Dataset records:

=-=-=-=-=

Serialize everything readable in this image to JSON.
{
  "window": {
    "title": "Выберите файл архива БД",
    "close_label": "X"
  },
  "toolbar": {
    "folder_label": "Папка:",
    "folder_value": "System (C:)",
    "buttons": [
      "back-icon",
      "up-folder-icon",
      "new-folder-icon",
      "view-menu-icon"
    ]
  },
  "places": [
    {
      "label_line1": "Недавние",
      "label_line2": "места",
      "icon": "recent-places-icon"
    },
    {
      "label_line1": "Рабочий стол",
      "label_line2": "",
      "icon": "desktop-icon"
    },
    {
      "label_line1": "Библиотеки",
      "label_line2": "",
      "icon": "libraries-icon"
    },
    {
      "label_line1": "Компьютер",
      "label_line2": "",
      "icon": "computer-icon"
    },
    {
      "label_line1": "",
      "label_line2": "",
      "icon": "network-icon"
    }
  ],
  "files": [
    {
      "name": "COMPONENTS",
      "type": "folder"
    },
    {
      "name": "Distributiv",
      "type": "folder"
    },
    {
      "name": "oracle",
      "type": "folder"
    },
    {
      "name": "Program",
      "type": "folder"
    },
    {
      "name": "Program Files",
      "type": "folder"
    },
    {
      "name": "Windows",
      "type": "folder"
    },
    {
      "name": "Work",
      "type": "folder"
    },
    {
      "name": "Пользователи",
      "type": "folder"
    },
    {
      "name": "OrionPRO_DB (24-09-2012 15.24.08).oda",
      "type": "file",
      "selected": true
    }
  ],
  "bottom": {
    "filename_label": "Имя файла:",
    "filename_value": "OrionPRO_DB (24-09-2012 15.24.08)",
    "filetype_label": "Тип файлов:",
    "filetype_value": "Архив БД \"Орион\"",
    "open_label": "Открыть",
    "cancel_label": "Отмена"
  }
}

=-=-=-=-=

Short exercise:
Make an exact copy of every entry.

Worked solution:
Serialize everything readable in this image to JSON.
{
  "window": {
    "title": "Выберите файл архива БД",
    "close_label": "X"
  },
  "toolbar": {
    "folder_label": "Папка:",
    "folder_value": "System (C:)",
    "buttons": [
      "back-icon",
      "up-folder-icon",
      "new-folder-icon",
      "view-menu-icon"
    ]
  },
  "places": [
    {
      "label_line1": "Недавние",
      "label_line2": "места",
      "icon": "recent-places-icon"
    },
    {
      "label_line1": "Рабочий стол",
      "label_line2": "",
      "icon": "desktop-icon"
    },
    {
      "label_line1": "Библиотеки",
      "label_line2": "",
      "icon": "libraries-icon"
    },
    {
      "label_line1": "Компьютер",
      "label_line2": "",
      "icon": "computer-icon"
    },
    {
      "label_line1": "",
      "label_line2": "",
      "icon": "network-icon"
    }
  ],
  "files": [
    {
      "name": "COMPONENTS",
      "type": "folder"
    },
    {
      "name": "Distributiv",
      "type": "folder"
    },
    {
      "name": "oracle",
      "type": "folder"
    },
    {
      "name": "Program",
      "type": "folder"
    },
    {
      "name": "Program Files",
      "type": "folder"
    },
    {
      "name": "Windows",
      "type": "folder"
    },
    {
      "name": "Work",
      "type": "folder"
    },
    {
      "name": "Пользователи",
      "type": "folder"
    },
    {
      "name": "OrionPRO_DB (24-09-2012 15.24.08).oda",
      "type": "file",
      "selected": true
    }
  ],
  "bottom": {
    "filename_label": "Имя файла:",
    "filename_value": "OrionPRO_DB (24-09-2012 15.24.08)",
    "filetype_label": "Тип файлов:",
    "filetype_value": "Архив БД \"Орион\"",
    "open_label": "Открыть",
    "cancel_label": "Отмена"
  }
}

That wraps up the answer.